* [WHAT IS NEEDED]:
Will you transcribe all the entries word for word, skipping the pictures they hold?

* [THE RECORDS]:
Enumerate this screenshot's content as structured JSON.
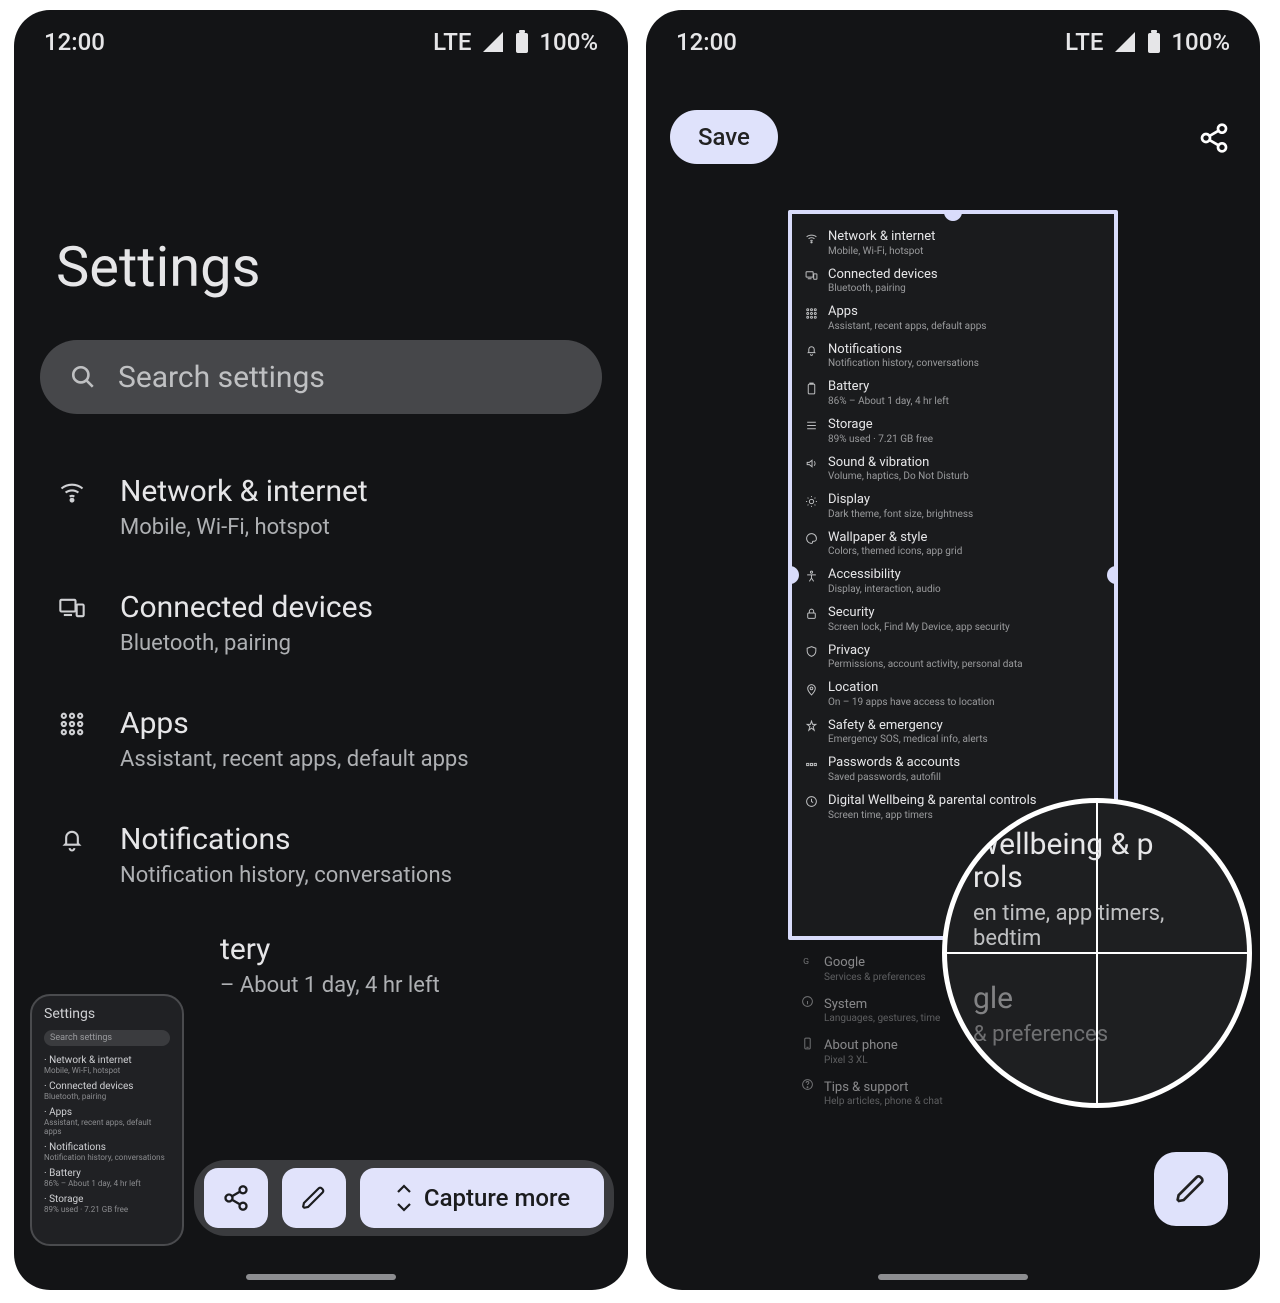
{
  "status": {
    "time": "12:00",
    "network": "LTE",
    "battery": "100%"
  },
  "left": {
    "title": "Settings",
    "search_placeholder": "Search settings",
    "items": [
      {
        "title": "Network & internet",
        "subtitle": "Mobile, Wi-Fi, hotspot",
        "icon": "wifi-icon"
      },
      {
        "title": "Connected devices",
        "subtitle": "Bluetooth, pairing",
        "icon": "devices-icon"
      },
      {
        "title": "Apps",
        "subtitle": "Assistant, recent apps, default apps",
        "icon": "apps-icon"
      },
      {
        "title": "Notifications",
        "subtitle": "Notification history, conversations",
        "icon": "bell-icon"
      }
    ],
    "battery_row": {
      "title_partial": "tery",
      "subtitle_partial": "– About 1 day, 4 hr left"
    },
    "thumb": {
      "title": "Settings",
      "search": "Search settings",
      "rows": [
        {
          "t": "Network & internet",
          "s": "Mobile, Wi-Fi, hotspot"
        },
        {
          "t": "Connected devices",
          "s": "Bluetooth, pairing"
        },
        {
          "t": "Apps",
          "s": "Assistant, recent apps, default apps"
        },
        {
          "t": "Notifications",
          "s": "Notification history, conversations"
        },
        {
          "t": "Battery",
          "s": "86% – About 1 day, 4 hr left"
        },
        {
          "t": "Storage",
          "s": "89% used · 7.21 GB free"
        }
      ]
    },
    "capture_more": "Capture more"
  },
  "right": {
    "save": "Save",
    "crop_items": [
      {
        "t": "Network & internet",
        "s": "Mobile, Wi-Fi, hotspot",
        "i": "wifi-icon"
      },
      {
        "t": "Connected devices",
        "s": "Bluetooth, pairing",
        "i": "devices-icon"
      },
      {
        "t": "Apps",
        "s": "Assistant, recent apps, default apps",
        "i": "apps-icon"
      },
      {
        "t": "Notifications",
        "s": "Notification history, conversations",
        "i": "bell-icon"
      },
      {
        "t": "Battery",
        "s": "86% – About 1 day, 4 hr left",
        "i": "battery-icon"
      },
      {
        "t": "Storage",
        "s": "89% used · 7.21 GB free",
        "i": "storage-icon"
      },
      {
        "t": "Sound & vibration",
        "s": "Volume, haptics, Do Not Disturb",
        "i": "sound-icon"
      },
      {
        "t": "Display",
        "s": "Dark theme, font size, brightness",
        "i": "display-icon"
      },
      {
        "t": "Wallpaper & style",
        "s": "Colors, themed icons, app grid",
        "i": "palette-icon"
      },
      {
        "t": "Accessibility",
        "s": "Display, interaction, audio",
        "i": "accessibility-icon"
      },
      {
        "t": "Security",
        "s": "Screen lock, Find My Device, app security",
        "i": "lock-icon"
      },
      {
        "t": "Privacy",
        "s": "Permissions, account activity, personal data",
        "i": "privacy-icon"
      },
      {
        "t": "Location",
        "s": "On – 19 apps have access to location",
        "i": "location-icon"
      },
      {
        "t": "Safety & emergency",
        "s": "Emergency SOS, medical info, alerts",
        "i": "star-icon"
      },
      {
        "t": "Passwords & accounts",
        "s": "Saved passwords, autofill",
        "i": "key-icon"
      },
      {
        "t": "Digital Wellbeing & parental controls",
        "s": "Screen time, app timers",
        "i": "wellbeing-icon"
      }
    ],
    "below_items": [
      {
        "t": "Google",
        "s": "Services & preferences",
        "i": "google-icon"
      },
      {
        "t": "System",
        "s": "Languages, gestures, time",
        "i": "info-icon"
      },
      {
        "t": "About phone",
        "s": "Pixel 3 XL",
        "i": "phone-icon"
      },
      {
        "t": "Tips & support",
        "s": "Help articles, phone & chat",
        "i": "help-icon"
      }
    ],
    "magnifier": {
      "line1": "Wellbeing & p",
      "line2": "rols",
      "line3": "en time, app timers, bedtim",
      "dim1": "gle",
      "dim2": "& preferences"
    }
  }
}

* [COMPLETE OUTPUT]:
Enumerate this screenshot's content as structured JSON.
{
  "status": {
    "time": "12:00",
    "network": "LTE",
    "battery": "100%"
  },
  "left": {
    "title": "Settings",
    "search_placeholder": "Search settings",
    "items": [
      {
        "title": "Network & internet",
        "subtitle": "Mobile, Wi-Fi, hotspot",
        "icon": "wifi-icon"
      },
      {
        "title": "Connected devices",
        "subtitle": "Bluetooth, pairing",
        "icon": "devices-icon"
      },
      {
        "title": "Apps",
        "subtitle": "Assistant, recent apps, default apps",
        "icon": "apps-icon"
      },
      {
        "title": "Notifications",
        "subtitle": "Notification history, conversations",
        "icon": "bell-icon"
      }
    ],
    "battery_row": {
      "title_partial": "tery",
      "subtitle_partial": "– About 1 day, 4 hr left"
    },
    "thumb": {
      "title": "Settings",
      "search": "Search settings",
      "rows": [
        {
          "t": "Network & internet",
          "s": "Mobile, Wi-Fi, hotspot"
        },
        {
          "t": "Connected devices",
          "s": "Bluetooth, pairing"
        },
        {
          "t": "Apps",
          "s": "Assistant, recent apps, default apps"
        },
        {
          "t": "Notifications",
          "s": "Notification history, conversations"
        },
        {
          "t": "Battery",
          "s": "86% – About 1 day, 4 hr left"
        },
        {
          "t": "Storage",
          "s": "89% used · 7.21 GB free"
        }
      ]
    },
    "capture_more": "Capture more"
  },
  "right": {
    "save": "Save",
    "crop_items": [
      {
        "t": "Network & internet",
        "s": "Mobile, Wi-Fi, hotspot",
        "i": "wifi-icon"
      },
      {
        "t": "Connected devices",
        "s": "Bluetooth, pairing",
        "i": "devices-icon"
      },
      {
        "t": "Apps",
        "s": "Assistant, recent apps, default apps",
        "i": "apps-icon"
      },
      {
        "t": "Notifications",
        "s": "Notification history, conversations",
        "i": "bell-icon"
      },
      {
        "t": "Battery",
        "s": "86% – About 1 day, 4 hr left",
        "i": "battery-icon"
      },
      {
        "t": "Storage",
        "s": "89% used · 7.21 GB free",
        "i": "storage-icon"
      },
      {
        "t": "Sound & vibration",
        "s": "Volume, haptics, Do Not Disturb",
        "i": "sound-icon"
      },
      {
        "t": "Display",
        "s": "Dark theme, font size, brightness",
        "i": "display-icon"
      },
      {
        "t": "Wallpaper & style",
        "s": "Colors, themed icons, app grid",
        "i": "palette-icon"
      },
      {
        "t": "Accessibility",
        "s": "Display, interaction, audio",
        "i": "accessibility-icon"
      },
      {
        "t": "Security",
        "s": "Screen lock, Find My Device, app security",
        "i": "lock-icon"
      },
      {
        "t": "Privacy",
        "s": "Permissions, account activity, personal data",
        "i": "privacy-icon"
      },
      {
        "t": "Location",
        "s": "On – 19 apps have access to location",
        "i": "location-icon"
      },
      {
        "t": "Safety & emergency",
        "s": "Emergency SOS, medical info, alerts",
        "i": "star-icon"
      },
      {
        "t": "Passwords & accounts",
        "s": "Saved passwords, autofill",
        "i": "key-icon"
      },
      {
        "t": "Digital Wellbeing & parental controls",
        "s": "Screen time, app timers",
        "i": "wellbeing-icon"
      }
    ],
    "below_items": [
      {
        "t": "Google",
        "s": "Services & preferences",
        "i": "google-icon"
      },
      {
        "t": "System",
        "s": "Languages, gestures, time",
        "i": "info-icon"
      },
      {
        "t": "About phone",
        "s": "Pixel 3 XL",
        "i": "phone-icon"
      },
      {
        "t": "Tips & support",
        "s": "Help articles, phone & chat",
        "i": "help-icon"
      }
    ],
    "magnifier": {
      "line1": "Wellbeing & p",
      "line2": "rols",
      "line3": "en time, app timers, bedtim",
      "dim1": "gle",
      "dim2": "& preferences"
    }
  }
}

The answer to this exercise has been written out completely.